**Direction 1**
Answer these questions from the thread on registry search.
(a) According to the first comment, which three things would be required in the search spec?
(b) What kind of endpoint did rchincha ask about using for queries?
(c) Which projects does SteveLasker name as trying to use registries for package management?
**Direction 2**
Print the part of the thread on registry search starting with "vbatts commented 4" and going on through "choose to implement?".

**Passage given**
The premise of artifacts means all objects in a registry have a unique manifest.config.mediaType. To your point, search would likely incorporate top level data, such as :tag, digests and annotations. I think you're referring to information stored in the manifest.config. I'd suggest it would be up to the registry operator to decide what "value add" they wish to provide. If gcr wanted to surface additional search metadata which is parsed from configs of specific artifacts, that would be cool. But, I would imagine the search spec would say this was optional. Annotations, :tags, manifests would be required.

Search queries may specify date ranges, enabling the return of artifacts that have been created or changed since a given date:time

Artifact creation from the client's perspective (i.e. created time) or when it was pushed?

This is an interesting one where the value is stored in a config, unique to the OCI Image artifact type. This goes to the conversation above, related to parsing config objects. I'd probably still say, we'd say the spec would MUST on the manifest and tag dates, while making config values optional value add.

Search results shall be limited to the artifacts the user has read access control. The user may be a person or service account. The spec doesn't currently speak to access models currently, so I'm not sure how appropriate this is.

One of the complaints I've heard about implementing _catalog consistently was it didn't address returning information the user doesn't have access to. I'm not suggesting we spec a specific auth model. Rather, stating results must match the rights of the user. I'd go further to say how rights/roles are defined should not be specified, rather leave it fairly high level, enabling registry operators the freedom to implement models that align with their products or platforms.

defending decending

I'll fix, thanks

rchincha commented 5 years ago

Has a GraphQL [1] endpoint been considered for queries?

[1] https://en.wikipedia.org/wiki/GraphQL

SteveLasker commented 4 years ago

Suggest adding a label for vNext to avoid this being incorporated into the v1 scope.

vbatts commented 4 years ago

after having thought about the extensions proposal #111 I'm wondering whether this might ought to be an extension that registerys could choose to implement?

mikebrow commented 4 years ago

+1 on extension

SteveLasker commented 3 years ago

Just bumping a few links as searching/discovering and indexing continues to come up:

jonjohnsonjr commented 3 years ago

continues to come up

Where?

SteveLasker commented 3 years ago

helm, bicep, wasm and others that are trying to utilize registries as their package management, so they don' have to build one.

rchincha commented 3 years ago

As a data point, zot project has used graphQL [1] to help with this [2], [3]. Caveat that it does need the client to be aware of the graphQL schema.

[1] https://en.wikipedia.org/wiki/GraphQL [2] https://github.com/anuvu/zot#listing-images [3] https://github.com/anuvu/zot/blob/main/pkg/extensions/search/schema.graphql#L57

rchincha commented 1 year ago

An update on this, more formalized as as OCI dist-spec extension: https://github.com/project-zot/zot/blob/main/pkg/extensions/search/search.md

discoverable via: https://github.com/opencontainers/distribution-spec/tree/main/extensions https://github.com/opencontainers/distribution-spec/blob/main/extensions/_oci.md

rchincha commented 10 months ago

Any interest in reviving this conversation? Now that we are converging towards adding the ability to store image and non-image artifacts in OCI conformant registries.

Can try to send out a draft proposal (roughly along the lines of what zot currently has)

rchincha commented 10 months ago

https://docs.docker.com/engine/reference/commandline/search/ https://learn.microsoft.com/en-us/cli/azure/acr/repository?view=azure-cli-latest https://docs.aws.amazon.com/cli/latest/reference/ecr/ https://console.cloud.google.com/gcr/images/google-containers/GLOBAL (???)

**Element location data**
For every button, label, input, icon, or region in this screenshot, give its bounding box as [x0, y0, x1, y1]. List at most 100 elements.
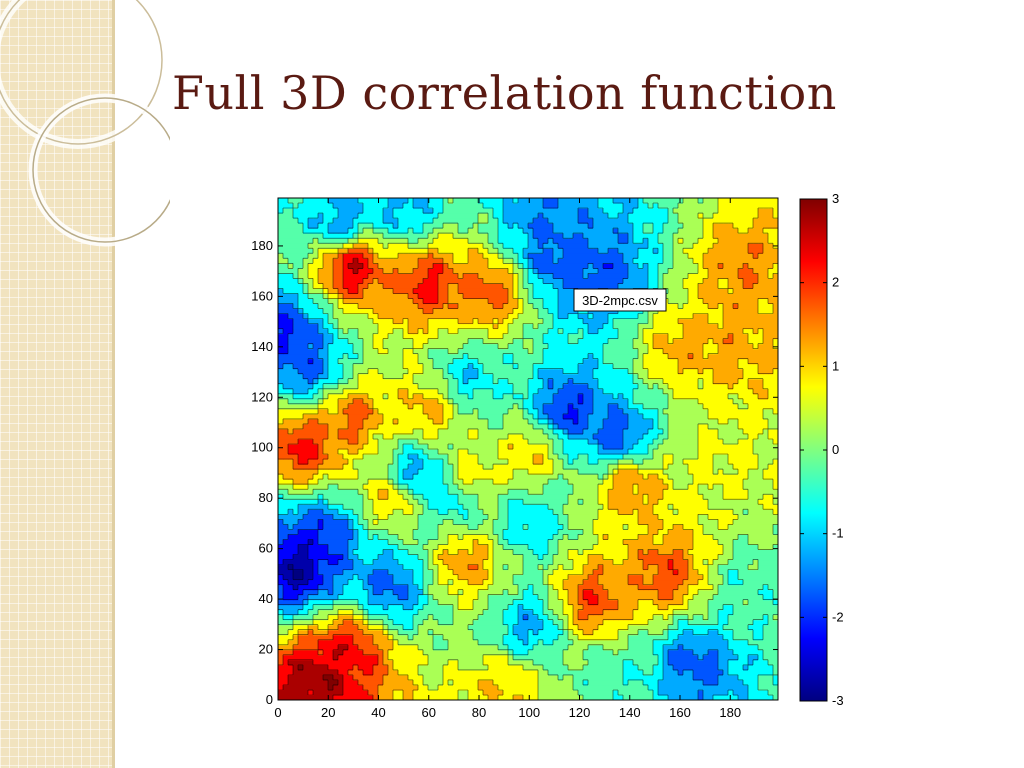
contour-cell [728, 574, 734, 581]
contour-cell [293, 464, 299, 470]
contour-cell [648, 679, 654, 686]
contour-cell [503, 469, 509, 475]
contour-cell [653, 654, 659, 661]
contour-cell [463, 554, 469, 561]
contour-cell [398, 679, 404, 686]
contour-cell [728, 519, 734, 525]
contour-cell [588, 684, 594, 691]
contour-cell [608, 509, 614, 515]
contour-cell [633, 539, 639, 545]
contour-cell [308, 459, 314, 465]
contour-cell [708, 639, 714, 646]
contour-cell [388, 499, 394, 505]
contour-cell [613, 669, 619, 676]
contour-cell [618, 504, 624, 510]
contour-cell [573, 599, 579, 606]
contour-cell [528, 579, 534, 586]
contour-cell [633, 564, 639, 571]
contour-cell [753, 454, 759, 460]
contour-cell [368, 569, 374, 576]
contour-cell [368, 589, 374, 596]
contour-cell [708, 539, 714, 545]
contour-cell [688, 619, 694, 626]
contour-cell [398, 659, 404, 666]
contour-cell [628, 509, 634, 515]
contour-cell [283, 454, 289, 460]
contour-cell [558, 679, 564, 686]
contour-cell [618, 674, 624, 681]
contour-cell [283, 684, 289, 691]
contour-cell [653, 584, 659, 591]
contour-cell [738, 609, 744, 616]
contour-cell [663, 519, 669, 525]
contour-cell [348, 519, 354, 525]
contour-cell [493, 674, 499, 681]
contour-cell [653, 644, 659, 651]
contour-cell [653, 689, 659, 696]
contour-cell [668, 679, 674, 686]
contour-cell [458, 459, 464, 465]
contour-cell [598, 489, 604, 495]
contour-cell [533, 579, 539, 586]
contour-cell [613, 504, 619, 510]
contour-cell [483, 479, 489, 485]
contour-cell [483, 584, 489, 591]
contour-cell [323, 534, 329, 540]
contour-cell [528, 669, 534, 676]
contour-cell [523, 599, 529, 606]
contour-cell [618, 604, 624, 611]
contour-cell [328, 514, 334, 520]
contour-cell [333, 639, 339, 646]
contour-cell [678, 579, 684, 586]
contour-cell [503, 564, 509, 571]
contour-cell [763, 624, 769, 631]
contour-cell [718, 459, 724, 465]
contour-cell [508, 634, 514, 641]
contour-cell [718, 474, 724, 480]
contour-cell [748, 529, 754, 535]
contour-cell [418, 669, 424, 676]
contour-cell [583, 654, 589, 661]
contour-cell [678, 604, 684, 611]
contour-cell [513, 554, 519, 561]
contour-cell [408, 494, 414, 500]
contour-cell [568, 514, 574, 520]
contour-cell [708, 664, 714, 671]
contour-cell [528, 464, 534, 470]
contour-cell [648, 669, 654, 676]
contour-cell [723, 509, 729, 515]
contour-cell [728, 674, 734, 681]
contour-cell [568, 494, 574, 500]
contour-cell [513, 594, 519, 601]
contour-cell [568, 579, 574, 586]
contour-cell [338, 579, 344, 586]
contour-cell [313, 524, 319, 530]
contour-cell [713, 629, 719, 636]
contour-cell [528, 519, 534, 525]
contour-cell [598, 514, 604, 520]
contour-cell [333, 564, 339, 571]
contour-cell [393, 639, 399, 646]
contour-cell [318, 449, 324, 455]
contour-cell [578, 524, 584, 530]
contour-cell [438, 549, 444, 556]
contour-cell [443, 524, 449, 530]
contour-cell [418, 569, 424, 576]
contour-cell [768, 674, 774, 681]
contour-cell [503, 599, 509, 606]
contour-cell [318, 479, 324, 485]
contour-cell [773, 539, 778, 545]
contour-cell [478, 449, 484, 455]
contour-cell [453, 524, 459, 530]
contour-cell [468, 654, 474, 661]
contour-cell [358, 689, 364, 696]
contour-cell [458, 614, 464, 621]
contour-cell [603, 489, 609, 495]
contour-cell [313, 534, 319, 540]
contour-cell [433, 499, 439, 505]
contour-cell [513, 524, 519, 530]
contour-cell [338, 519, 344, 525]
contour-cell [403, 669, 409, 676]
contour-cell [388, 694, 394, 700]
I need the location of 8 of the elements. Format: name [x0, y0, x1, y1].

**Correct answer 1**
(a) Annotations, :tags and manifests.
(b) A GraphQL endpoint.
(c) Helm, bicep and wasm.

**Correct answer 2**
vbatts commented 4 years ago

after having thought about the extensions proposal #111 I'm wondering whether this might ought to be an extension that registerys could choose to implement?